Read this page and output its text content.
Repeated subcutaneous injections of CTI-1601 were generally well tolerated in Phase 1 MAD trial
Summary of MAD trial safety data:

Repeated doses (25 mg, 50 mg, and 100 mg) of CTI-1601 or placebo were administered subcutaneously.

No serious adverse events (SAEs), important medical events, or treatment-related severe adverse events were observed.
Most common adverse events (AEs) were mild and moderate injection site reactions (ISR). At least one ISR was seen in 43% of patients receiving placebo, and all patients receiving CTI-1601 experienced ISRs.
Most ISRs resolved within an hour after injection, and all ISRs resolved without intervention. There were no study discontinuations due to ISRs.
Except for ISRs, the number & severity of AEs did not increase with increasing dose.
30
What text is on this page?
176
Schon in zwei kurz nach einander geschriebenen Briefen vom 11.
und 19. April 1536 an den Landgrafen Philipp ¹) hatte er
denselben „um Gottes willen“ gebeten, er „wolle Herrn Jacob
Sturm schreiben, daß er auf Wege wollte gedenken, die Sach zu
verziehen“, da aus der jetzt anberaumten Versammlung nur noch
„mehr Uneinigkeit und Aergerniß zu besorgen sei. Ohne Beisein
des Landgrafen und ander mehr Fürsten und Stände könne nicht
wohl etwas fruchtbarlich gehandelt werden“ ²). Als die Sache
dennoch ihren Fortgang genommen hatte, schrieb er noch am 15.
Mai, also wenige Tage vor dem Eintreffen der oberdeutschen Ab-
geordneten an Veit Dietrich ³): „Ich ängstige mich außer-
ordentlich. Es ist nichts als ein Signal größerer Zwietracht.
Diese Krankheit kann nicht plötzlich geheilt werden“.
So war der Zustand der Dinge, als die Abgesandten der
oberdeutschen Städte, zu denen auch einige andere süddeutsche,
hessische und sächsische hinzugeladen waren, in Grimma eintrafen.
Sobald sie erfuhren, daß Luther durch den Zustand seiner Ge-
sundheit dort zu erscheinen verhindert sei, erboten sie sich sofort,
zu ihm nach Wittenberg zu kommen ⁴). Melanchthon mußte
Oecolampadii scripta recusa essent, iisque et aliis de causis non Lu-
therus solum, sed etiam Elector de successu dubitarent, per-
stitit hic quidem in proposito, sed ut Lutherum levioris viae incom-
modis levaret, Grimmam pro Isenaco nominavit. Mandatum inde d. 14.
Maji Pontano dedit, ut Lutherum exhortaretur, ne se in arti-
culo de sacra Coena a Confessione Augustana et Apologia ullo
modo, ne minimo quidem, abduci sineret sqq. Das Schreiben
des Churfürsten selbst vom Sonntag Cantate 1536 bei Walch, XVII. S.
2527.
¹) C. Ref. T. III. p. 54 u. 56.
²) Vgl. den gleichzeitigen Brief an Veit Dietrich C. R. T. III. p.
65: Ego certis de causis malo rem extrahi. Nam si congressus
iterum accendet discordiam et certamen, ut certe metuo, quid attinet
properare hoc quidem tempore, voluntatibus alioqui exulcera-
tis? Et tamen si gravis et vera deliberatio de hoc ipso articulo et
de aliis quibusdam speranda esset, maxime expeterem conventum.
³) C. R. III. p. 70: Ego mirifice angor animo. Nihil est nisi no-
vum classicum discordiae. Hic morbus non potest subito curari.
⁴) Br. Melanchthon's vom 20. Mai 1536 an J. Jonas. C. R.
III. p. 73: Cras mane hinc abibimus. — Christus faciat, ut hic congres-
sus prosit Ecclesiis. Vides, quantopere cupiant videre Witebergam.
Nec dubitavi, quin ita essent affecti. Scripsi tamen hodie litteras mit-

- _DIRECTIONS FOR THIS TASK_: For every line above with the word "Melanchthon" in it, make a copy.

- _TASK RESULT_:
zu ihm nach Wittenberg zu kommen ⁴). Melanchthon mußte
⁴) Br. Melanchthon's vom 20. Mai 1536 an J. Jonas. C. R.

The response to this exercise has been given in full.